[begin Extracted records]

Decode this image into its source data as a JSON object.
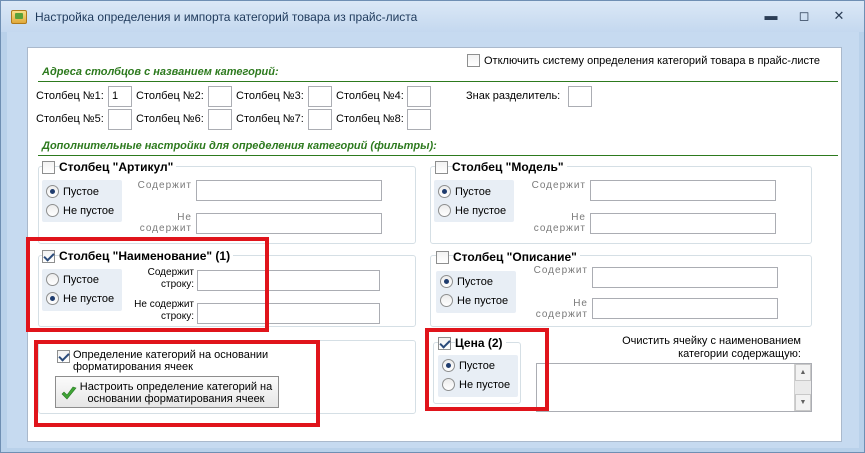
{
  "window": {
    "title": "Настройка определения и импорта категорий товара из прайс-листа",
    "minimize": "▬",
    "maximize": "◻",
    "close": "✕"
  },
  "top": {
    "disable_label": "Отключить систему определения категорий товара в прайс-листе",
    "disable_checked": false
  },
  "columns_section": {
    "title": "Адреса столбцов с названием категорий:",
    "fields": [
      {
        "label": "Столбец №1:",
        "value": "1"
      },
      {
        "label": "Столбец №2:",
        "value": ""
      },
      {
        "label": "Столбец №3:",
        "value": ""
      },
      {
        "label": "Столбец №4:",
        "value": ""
      },
      {
        "label": "Столбец №5:",
        "value": ""
      },
      {
        "label": "Столбец №6:",
        "value": ""
      },
      {
        "label": "Столбец №7:",
        "value": ""
      },
      {
        "label": "Столбец №8:",
        "value": ""
      }
    ],
    "separator_label": "Знак разделитель:",
    "separator_value": ""
  },
  "filters_section": {
    "title": "Дополнительные настройки для определения категорий (фильтры):",
    "article": {
      "label": "Столбец \"Артикул\"",
      "checked": false,
      "empty": "Пустое",
      "not_empty": "Не пустое",
      "selected": "empty",
      "contains": "Содержит",
      "not_contains": "Не содержит"
    },
    "model": {
      "label": "Столбец \"Модель\"",
      "checked": false,
      "empty": "Пустое",
      "not_empty": "Не пустое",
      "selected": "empty",
      "contains": "Содержит",
      "not_contains": "Не содержит"
    },
    "name": {
      "label": "Столбец \"Наименование\" (1)",
      "checked": true,
      "empty": "Пустое",
      "not_empty": "Не пустое",
      "selected": "not_empty",
      "contains_line1": "Содержит",
      "contains_line2": "строку:",
      "not_contains_line1": "Не содержит",
      "not_contains_line2": "строку:"
    },
    "description": {
      "label": "Столбец \"Описание\"",
      "checked": false,
      "empty": "Пустое",
      "not_empty": "Не пустое",
      "selected": "empty",
      "contains": "Содержит",
      "not_contains": "Не содержит"
    },
    "price": {
      "label": "Цена (2)",
      "checked": true,
      "empty": "Пустое",
      "not_empty": "Не пустое",
      "selected": "empty"
    }
  },
  "formatting": {
    "label_line1": "Определение категорий на основании",
    "label_line2": "форматирования ячеек",
    "checked": true,
    "button_line1": "Настроить определение категорий на",
    "button_line2": "основании форматирования ячеек"
  },
  "clear_cell": {
    "label_line1": "Очистить ячейку с наименованием",
    "label_line2": "категории содержащую:"
  },
  "colors": {
    "highlight": "#e0141b",
    "section_green": "#2d7a1e"
  }
}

[end Extracted records]

Problem statement »
Every line above should be returned word for word, with the pictures left behind.

The result »
Decode this image into its source data as a JSON object.
{
  "window": {
    "title": "Настройка определения и импорта категорий товара из прайс-листа",
    "minimize": "▬",
    "maximize": "◻",
    "close": "✕"
  },
  "top": {
    "disable_label": "Отключить систему определения категорий товара в прайс-листе",
    "disable_checked": false
  },
  "columns_section": {
    "title": "Адреса столбцов с названием категорий:",
    "fields": [
      {
        "label": "Столбец №1:",
        "value": "1"
      },
      {
        "label": "Столбец №2:",
        "value": ""
      },
      {
        "label": "Столбец №3:",
        "value": ""
      },
      {
        "label": "Столбец №4:",
        "value": ""
      },
      {
        "label": "Столбец №5:",
        "value": ""
      },
      {
        "label": "Столбец №6:",
        "value": ""
      },
      {
        "label": "Столбец №7:",
        "value": ""
      },
      {
        "label": "Столбец №8:",
        "value": ""
      }
    ],
    "separator_label": "Знак разделитель:",
    "separator_value": ""
  },
  "filters_section": {
    "title": "Дополнительные настройки для определения категорий (фильтры):",
    "article": {
      "label": "Столбец \"Артикул\"",
      "checked": false,
      "empty": "Пустое",
      "not_empty": "Не пустое",
      "selected": "empty",
      "contains": "Содержит",
      "not_contains": "Не содержит"
    },
    "model": {
      "label": "Столбец \"Модель\"",
      "checked": false,
      "empty": "Пустое",
      "not_empty": "Не пустое",
      "selected": "empty",
      "contains": "Содержит",
      "not_contains": "Не содержит"
    },
    "name": {
      "label": "Столбец \"Наименование\" (1)",
      "checked": true,
      "empty": "Пустое",
      "not_empty": "Не пустое",
      "selected": "not_empty",
      "contains_line1": "Содержит",
      "contains_line2": "строку:",
      "not_contains_line1": "Не содержит",
      "not_contains_line2": "строку:"
    },
    "description": {
      "label": "Столбец \"Описание\"",
      "checked": false,
      "empty": "Пустое",
      "not_empty": "Не пустое",
      "selected": "empty",
      "contains": "Содержит",
      "not_contains": "Не содержит"
    },
    "price": {
      "label": "Цена (2)",
      "checked": true,
      "empty": "Пустое",
      "not_empty": "Не пустое",
      "selected": "empty"
    }
  },
  "formatting": {
    "label_line1": "Определение категорий на основании",
    "label_line2": "форматирования ячеек",
    "checked": true,
    "button_line1": "Настроить определение категорий на",
    "button_line2": "основании форматирования ячеек"
  },
  "clear_cell": {
    "label_line1": "Очистить ячейку с наименованием",
    "label_line2": "категории содержащую:"
  },
  "colors": {
    "highlight": "#e0141b",
    "section_green": "#2d7a1e"
  }
}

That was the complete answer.